___ DATA FOR THE TASK

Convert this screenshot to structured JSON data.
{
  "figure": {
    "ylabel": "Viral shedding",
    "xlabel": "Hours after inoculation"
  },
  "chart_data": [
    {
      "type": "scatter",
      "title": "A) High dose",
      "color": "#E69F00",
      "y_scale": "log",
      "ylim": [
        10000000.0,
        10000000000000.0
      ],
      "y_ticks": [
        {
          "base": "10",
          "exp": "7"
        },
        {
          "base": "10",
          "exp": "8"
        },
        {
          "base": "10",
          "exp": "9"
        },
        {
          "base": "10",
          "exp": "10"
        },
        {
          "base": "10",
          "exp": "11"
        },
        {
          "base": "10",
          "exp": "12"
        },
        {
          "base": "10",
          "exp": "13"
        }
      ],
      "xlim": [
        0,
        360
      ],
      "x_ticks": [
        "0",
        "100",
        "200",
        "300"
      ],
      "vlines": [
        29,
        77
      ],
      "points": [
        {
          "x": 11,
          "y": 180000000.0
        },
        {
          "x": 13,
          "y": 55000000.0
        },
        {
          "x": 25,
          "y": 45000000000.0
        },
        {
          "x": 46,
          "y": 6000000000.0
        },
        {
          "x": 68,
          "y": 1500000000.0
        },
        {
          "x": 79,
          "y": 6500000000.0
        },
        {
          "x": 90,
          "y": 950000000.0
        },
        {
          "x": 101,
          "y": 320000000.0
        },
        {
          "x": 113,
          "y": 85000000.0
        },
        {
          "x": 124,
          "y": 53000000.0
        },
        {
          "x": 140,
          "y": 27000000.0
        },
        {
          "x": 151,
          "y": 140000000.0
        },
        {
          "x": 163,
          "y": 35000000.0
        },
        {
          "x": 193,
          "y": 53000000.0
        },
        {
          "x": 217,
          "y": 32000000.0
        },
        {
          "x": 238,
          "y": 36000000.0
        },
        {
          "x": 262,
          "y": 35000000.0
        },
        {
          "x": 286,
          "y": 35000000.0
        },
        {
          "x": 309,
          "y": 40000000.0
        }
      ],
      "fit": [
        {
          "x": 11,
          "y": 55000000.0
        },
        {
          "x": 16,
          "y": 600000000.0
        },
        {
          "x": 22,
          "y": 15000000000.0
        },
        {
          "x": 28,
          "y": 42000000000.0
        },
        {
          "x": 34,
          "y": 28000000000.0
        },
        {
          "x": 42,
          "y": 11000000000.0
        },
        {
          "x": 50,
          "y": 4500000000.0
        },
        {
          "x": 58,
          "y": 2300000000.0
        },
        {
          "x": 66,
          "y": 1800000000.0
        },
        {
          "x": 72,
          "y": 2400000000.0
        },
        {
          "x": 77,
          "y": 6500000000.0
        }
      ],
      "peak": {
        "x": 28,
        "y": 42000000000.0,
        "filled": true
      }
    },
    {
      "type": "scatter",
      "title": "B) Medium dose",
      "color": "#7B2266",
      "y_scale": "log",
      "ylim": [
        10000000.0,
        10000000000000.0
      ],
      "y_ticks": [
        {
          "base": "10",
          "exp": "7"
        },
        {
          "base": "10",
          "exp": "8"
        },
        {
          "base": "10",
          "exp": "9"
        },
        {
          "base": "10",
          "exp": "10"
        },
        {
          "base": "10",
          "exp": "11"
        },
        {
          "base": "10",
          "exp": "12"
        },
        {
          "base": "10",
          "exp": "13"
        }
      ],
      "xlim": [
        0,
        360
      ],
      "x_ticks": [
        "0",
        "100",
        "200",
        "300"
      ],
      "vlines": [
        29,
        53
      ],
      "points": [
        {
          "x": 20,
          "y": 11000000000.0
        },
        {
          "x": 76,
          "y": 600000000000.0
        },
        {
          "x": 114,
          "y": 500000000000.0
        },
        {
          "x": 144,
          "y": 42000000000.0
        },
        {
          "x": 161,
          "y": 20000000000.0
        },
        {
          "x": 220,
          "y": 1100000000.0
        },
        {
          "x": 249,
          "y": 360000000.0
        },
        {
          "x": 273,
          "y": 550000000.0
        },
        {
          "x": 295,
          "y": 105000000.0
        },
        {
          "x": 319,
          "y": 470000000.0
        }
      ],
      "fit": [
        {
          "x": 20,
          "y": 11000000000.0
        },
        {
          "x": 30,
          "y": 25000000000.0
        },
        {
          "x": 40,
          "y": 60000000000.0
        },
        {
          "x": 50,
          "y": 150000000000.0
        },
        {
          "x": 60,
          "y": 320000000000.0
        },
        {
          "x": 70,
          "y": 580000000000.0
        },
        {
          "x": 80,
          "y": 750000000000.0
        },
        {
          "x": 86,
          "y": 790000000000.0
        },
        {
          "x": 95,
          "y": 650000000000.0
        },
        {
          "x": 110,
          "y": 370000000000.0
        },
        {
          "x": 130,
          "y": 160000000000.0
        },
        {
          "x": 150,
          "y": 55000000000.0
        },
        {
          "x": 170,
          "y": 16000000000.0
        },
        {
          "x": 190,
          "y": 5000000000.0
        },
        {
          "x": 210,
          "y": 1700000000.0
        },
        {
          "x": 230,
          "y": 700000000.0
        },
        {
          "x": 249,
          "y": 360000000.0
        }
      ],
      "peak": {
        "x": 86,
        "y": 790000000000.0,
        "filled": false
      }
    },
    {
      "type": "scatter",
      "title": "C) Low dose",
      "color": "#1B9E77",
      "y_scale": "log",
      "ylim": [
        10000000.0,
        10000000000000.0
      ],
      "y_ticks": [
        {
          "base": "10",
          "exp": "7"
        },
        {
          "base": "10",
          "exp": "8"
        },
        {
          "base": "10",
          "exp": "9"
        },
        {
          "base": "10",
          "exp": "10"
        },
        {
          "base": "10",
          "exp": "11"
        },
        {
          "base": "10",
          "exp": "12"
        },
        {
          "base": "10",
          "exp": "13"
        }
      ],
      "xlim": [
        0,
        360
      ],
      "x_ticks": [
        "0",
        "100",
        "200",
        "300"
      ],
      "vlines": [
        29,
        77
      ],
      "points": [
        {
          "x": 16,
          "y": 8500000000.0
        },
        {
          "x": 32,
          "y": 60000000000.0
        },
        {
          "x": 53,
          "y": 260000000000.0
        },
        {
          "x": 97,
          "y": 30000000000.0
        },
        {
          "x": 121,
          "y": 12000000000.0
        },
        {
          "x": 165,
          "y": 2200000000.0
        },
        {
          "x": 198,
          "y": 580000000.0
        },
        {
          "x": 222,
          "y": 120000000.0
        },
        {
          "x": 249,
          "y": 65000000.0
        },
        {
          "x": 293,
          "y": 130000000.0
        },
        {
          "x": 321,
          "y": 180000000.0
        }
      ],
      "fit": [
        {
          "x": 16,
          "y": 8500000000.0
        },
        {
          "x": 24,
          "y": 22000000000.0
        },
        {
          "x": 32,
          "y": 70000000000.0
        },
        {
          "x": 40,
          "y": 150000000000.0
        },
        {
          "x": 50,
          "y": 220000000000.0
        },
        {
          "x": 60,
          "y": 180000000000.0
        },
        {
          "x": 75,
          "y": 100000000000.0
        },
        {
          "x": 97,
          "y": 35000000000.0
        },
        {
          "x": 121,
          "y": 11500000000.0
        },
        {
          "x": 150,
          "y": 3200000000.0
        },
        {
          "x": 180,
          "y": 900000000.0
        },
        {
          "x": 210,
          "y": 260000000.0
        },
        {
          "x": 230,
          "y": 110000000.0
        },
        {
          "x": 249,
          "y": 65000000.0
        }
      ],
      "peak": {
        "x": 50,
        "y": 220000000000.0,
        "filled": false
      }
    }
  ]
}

______

Would you output the material above once more, exactly as given?

■ SOLUTION TO THE PROBLEM ■
Convert this screenshot to structured JSON data.
{
  "figure": {
    "ylabel": "Viral shedding",
    "xlabel": "Hours after inoculation"
  },
  "chart_data": [
    {
      "type": "scatter",
      "title": "A) High dose",
      "color": "#E69F00",
      "y_scale": "log",
      "ylim": [
        10000000.0,
        10000000000000.0
      ],
      "y_ticks": [
        {
          "base": "10",
          "exp": "7"
        },
        {
          "base": "10",
          "exp": "8"
        },
        {
          "base": "10",
          "exp": "9"
        },
        {
          "base": "10",
          "exp": "10"
        },
        {
          "base": "10",
          "exp": "11"
        },
        {
          "base": "10",
          "exp": "12"
        },
        {
          "base": "10",
          "exp": "13"
        }
      ],
      "xlim": [
        0,
        360
      ],
      "x_ticks": [
        "0",
        "100",
        "200",
        "300"
      ],
      "vlines": [
        29,
        77
      ],
      "points": [
        {
          "x": 11,
          "y": 180000000.0
        },
        {
          "x": 13,
          "y": 55000000.0
        },
        {
          "x": 25,
          "y": 45000000000.0
        },
        {
          "x": 46,
          "y": 6000000000.0
        },
        {
          "x": 68,
          "y": 1500000000.0
        },
        {
          "x": 79,
          "y": 6500000000.0
        },
        {
          "x": 90,
          "y": 950000000.0
        },
        {
          "x": 101,
          "y": 320000000.0
        },
        {
          "x": 113,
          "y": 85000000.0
        },
        {
          "x": 124,
          "y": 53000000.0
        },
        {
          "x": 140,
          "y": 27000000.0
        },
        {
          "x": 151,
          "y": 140000000.0
        },
        {
          "x": 163,
          "y": 35000000.0
        },
        {
          "x": 193,
          "y": 53000000.0
        },
        {
          "x": 217,
          "y": 32000000.0
        },
        {
          "x": 238,
          "y": 36000000.0
        },
        {
          "x": 262,
          "y": 35000000.0
        },
        {
          "x": 286,
          "y": 35000000.0
        },
        {
          "x": 309,
          "y": 40000000.0
        }
      ],
      "fit": [
        {
          "x": 11,
          "y": 55000000.0
        },
        {
          "x": 16,
          "y": 600000000.0
        },
        {
          "x": 22,
          "y": 15000000000.0
        },
        {
          "x": 28,
          "y": 42000000000.0
        },
        {
          "x": 34,
          "y": 28000000000.0
        },
        {
          "x": 42,
          "y": 11000000000.0
        },
        {
          "x": 50,
          "y": 4500000000.0
        },
        {
          "x": 58,
          "y": 2300000000.0
        },
        {
          "x": 66,
          "y": 1800000000.0
        },
        {
          "x": 72,
          "y": 2400000000.0
        },
        {
          "x": 77,
          "y": 6500000000.0
        }
      ],
      "peak": {
        "x": 28,
        "y": 42000000000.0,
        "filled": true
      }
    },
    {
      "type": "scatter",
      "title": "B) Medium dose",
      "color": "#7B2266",
      "y_scale": "log",
      "ylim": [
        10000000.0,
        10000000000000.0
      ],
      "y_ticks": [
        {
          "base": "10",
          "exp": "7"
        },
        {
          "base": "10",
          "exp": "8"
        },
        {
          "base": "10",
          "exp": "9"
        },
        {
          "base": "10",
          "exp": "10"
        },
        {
          "base": "10",
          "exp": "11"
        },
        {
          "base": "10",
          "exp": "12"
        },
        {
          "base": "10",
          "exp": "13"
        }
      ],
      "xlim": [
        0,
        360
      ],
      "x_ticks": [
        "0",
        "100",
        "200",
        "300"
      ],
      "vlines": [
        29,
        53
      ],
      "points": [
        {
          "x": 20,
          "y": 11000000000.0
        },
        {
          "x": 76,
          "y": 600000000000.0
        },
        {
          "x": 114,
          "y": 500000000000.0
        },
        {
          "x": 144,
          "y": 42000000000.0
        },
        {
          "x": 161,
          "y": 20000000000.0
        },
        {
          "x": 220,
          "y": 1100000000.0
        },
        {
          "x": 249,
          "y": 360000000.0
        },
        {
          "x": 273,
          "y": 550000000.0
        },
        {
          "x": 295,
          "y": 105000000.0
        },
        {
          "x": 319,
          "y": 470000000.0
        }
      ],
      "fit": [
        {
          "x": 20,
          "y": 11000000000.0
        },
        {
          "x": 30,
          "y": 25000000000.0
        },
        {
          "x": 40,
          "y": 60000000000.0
        },
        {
          "x": 50,
          "y": 150000000000.0
        },
        {
          "x": 60,
          "y": 320000000000.0
        },
        {
          "x": 70,
          "y": 580000000000.0
        },
        {
          "x": 80,
          "y": 750000000000.0
        },
        {
          "x": 86,
          "y": 790000000000.0
        },
        {
          "x": 95,
          "y": 650000000000.0
        },
        {
          "x": 110,
          "y": 370000000000.0
        },
        {
          "x": 130,
          "y": 160000000000.0
        },
        {
          "x": 150,
          "y": 55000000000.0
        },
        {
          "x": 170,
          "y": 16000000000.0
        },
        {
          "x": 190,
          "y": 5000000000.0
        },
        {
          "x": 210,
          "y": 1700000000.0
        },
        {
          "x": 230,
          "y": 700000000.0
        },
        {
          "x": 249,
          "y": 360000000.0
        }
      ],
      "peak": {
        "x": 86,
        "y": 790000000000.0,
        "filled": false
      }
    },
    {
      "type": "scatter",
      "title": "C) Low dose",
      "color": "#1B9E77",
      "y_scale": "log",
      "ylim": [
        10000000.0,
        10000000000000.0
      ],
      "y_ticks": [
        {
          "base": "10",
          "exp": "7"
        },
        {
          "base": "10",
          "exp": "8"
        },
        {
          "base": "10",
          "exp": "9"
        },
        {
          "base": "10",
          "exp": "10"
        },
        {
          "base": "10",
          "exp": "11"
        },
        {
          "base": "10",
          "exp": "12"
        },
        {
          "base": "10",
          "exp": "13"
        }
      ],
      "xlim": [
        0,
        360
      ],
      "x_ticks": [
        "0",
        "100",
        "200",
        "300"
      ],
      "vlines": [
        29,
        77
      ],
      "points": [
        {
          "x": 16,
          "y": 8500000000.0
        },
        {
          "x": 32,
          "y": 60000000000.0
        },
        {
          "x": 53,
          "y": 260000000000.0
        },
        {
          "x": 97,
          "y": 30000000000.0
        },
        {
          "x": 121,
          "y": 12000000000.0
        },
        {
          "x": 165,
          "y": 2200000000.0
        },
        {
          "x": 198,
          "y": 580000000.0
        },
        {
          "x": 222,
          "y": 120000000.0
        },
        {
          "x": 249,
          "y": 65000000.0
        },
        {
          "x": 293,
          "y": 130000000.0
        },
        {
          "x": 321,
          "y": 180000000.0
        }
      ],
      "fit": [
        {
          "x": 16,
          "y": 8500000000.0
        },
        {
          "x": 24,
          "y": 22000000000.0
        },
        {
          "x": 32,
          "y": 70000000000.0
        },
        {
          "x": 40,
          "y": 150000000000.0
        },
        {
          "x": 50,
          "y": 220000000000.0
        },
        {
          "x": 60,
          "y": 180000000000.0
        },
        {
          "x": 75,
          "y": 100000000000.0
        },
        {
          "x": 97,
          "y": 35000000000.0
        },
        {
          "x": 121,
          "y": 11500000000.0
        },
        {
          "x": 150,
          "y": 3200000000.0
        },
        {
          "x": 180,
          "y": 900000000.0
        },
        {
          "x": 210,
          "y": 260000000.0
        },
        {
          "x": 230,
          "y": 110000000.0
        },
        {
          "x": 249,
          "y": 65000000.0
        }
      ],
      "peak": {
        "x": 50,
        "y": 220000000000.0,
        "filled": false
      }
    }
  ]
}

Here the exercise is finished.